### A run of records
****

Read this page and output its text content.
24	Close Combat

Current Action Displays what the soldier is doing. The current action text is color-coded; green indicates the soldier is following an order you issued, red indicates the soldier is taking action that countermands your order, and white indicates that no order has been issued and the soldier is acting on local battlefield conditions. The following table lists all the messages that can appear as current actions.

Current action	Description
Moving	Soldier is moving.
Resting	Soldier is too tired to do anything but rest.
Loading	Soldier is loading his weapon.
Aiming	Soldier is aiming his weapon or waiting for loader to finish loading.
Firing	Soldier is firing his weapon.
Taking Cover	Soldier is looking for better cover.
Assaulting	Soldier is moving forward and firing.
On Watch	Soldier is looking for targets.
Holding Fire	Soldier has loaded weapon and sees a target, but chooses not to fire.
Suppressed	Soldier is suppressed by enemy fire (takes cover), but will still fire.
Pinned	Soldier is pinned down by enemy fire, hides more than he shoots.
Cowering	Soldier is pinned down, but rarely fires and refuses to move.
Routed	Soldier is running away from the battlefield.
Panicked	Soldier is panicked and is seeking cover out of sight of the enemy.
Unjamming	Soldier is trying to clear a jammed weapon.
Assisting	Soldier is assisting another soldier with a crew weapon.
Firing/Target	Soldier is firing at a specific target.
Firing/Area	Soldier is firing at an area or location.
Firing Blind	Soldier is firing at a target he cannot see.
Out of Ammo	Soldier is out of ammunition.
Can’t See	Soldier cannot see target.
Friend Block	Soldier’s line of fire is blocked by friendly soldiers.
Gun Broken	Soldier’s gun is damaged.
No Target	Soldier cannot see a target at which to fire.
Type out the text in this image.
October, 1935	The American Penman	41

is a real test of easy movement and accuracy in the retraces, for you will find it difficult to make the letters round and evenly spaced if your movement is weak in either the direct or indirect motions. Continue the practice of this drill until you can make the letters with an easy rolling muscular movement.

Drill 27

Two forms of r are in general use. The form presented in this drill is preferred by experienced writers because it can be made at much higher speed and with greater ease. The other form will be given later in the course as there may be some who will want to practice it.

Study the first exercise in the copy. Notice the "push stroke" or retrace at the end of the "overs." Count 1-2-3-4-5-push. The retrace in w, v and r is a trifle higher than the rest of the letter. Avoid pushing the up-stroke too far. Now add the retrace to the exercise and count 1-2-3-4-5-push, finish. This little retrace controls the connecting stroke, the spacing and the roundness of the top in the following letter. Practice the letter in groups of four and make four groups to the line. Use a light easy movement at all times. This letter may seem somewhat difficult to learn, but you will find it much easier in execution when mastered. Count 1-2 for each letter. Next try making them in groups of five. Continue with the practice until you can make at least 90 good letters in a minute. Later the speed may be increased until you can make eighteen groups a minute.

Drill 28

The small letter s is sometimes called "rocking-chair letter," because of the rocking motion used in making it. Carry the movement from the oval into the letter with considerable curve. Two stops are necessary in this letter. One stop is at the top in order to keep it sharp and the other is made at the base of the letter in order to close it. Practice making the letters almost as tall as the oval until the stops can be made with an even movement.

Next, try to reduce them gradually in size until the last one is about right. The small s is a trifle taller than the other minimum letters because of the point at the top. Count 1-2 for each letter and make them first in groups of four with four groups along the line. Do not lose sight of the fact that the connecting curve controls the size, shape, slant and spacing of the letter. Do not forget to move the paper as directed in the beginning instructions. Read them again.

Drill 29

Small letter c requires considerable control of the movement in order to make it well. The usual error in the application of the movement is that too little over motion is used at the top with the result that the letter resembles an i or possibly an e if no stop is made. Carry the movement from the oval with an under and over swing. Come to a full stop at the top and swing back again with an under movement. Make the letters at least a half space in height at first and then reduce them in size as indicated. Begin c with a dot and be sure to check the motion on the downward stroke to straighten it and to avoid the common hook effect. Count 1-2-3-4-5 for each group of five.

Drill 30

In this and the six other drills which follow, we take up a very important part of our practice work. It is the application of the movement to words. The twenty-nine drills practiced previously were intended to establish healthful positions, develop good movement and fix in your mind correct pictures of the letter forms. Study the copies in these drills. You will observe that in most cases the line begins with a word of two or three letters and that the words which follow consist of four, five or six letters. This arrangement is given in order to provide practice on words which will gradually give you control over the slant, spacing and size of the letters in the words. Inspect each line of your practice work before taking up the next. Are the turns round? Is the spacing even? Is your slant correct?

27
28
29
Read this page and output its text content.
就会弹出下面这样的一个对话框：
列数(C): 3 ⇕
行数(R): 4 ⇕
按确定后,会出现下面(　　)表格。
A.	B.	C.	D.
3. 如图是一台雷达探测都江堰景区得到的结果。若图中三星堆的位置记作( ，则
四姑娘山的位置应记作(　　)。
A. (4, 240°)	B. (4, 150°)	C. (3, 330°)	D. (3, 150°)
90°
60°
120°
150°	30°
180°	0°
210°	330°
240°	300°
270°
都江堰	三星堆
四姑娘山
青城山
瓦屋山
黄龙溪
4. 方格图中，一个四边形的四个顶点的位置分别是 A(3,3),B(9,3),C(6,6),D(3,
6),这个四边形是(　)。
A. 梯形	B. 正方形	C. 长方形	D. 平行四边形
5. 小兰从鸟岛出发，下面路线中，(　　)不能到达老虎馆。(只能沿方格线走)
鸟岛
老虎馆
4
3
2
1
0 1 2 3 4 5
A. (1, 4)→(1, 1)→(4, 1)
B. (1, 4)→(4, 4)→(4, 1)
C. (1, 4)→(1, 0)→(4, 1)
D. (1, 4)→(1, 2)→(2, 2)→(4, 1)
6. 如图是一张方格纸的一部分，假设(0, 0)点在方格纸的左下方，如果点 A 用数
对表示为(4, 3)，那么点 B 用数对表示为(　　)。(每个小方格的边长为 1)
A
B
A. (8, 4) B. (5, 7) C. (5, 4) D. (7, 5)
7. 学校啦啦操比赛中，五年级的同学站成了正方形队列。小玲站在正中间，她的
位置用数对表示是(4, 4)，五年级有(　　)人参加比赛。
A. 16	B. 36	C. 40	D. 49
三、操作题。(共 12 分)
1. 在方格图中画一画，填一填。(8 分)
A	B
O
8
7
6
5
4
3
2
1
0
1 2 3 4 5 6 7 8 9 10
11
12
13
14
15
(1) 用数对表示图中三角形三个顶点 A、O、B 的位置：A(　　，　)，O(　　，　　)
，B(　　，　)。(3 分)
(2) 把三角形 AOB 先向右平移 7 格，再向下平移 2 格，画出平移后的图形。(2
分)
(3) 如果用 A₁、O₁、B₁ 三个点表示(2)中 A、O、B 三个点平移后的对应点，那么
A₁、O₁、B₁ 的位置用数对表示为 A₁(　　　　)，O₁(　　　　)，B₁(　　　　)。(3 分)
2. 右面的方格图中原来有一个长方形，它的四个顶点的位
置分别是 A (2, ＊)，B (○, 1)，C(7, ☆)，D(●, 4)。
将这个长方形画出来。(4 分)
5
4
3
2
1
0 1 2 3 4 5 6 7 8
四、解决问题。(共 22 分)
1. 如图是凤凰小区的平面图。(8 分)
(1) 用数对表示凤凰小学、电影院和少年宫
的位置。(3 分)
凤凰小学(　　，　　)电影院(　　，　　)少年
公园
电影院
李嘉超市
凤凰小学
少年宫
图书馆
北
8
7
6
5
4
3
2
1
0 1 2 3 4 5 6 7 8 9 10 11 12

****

### What this task involves
Pick out and copy the lines of the material that include the word "weapon".

### Exercise output
Loading	Soldier is loading his weapon.
Aiming	Soldier is aiming his weapon or waiting for loader to finish loading.
Firing	Soldier is firing his weapon.
Holding Fire	Soldier has loaded weapon and sees a target, but chooses not to fire.
Unjamming	Soldier is trying to clear a jammed weapon.
Assisting	Soldier is assisting another soldier with a crew weapon.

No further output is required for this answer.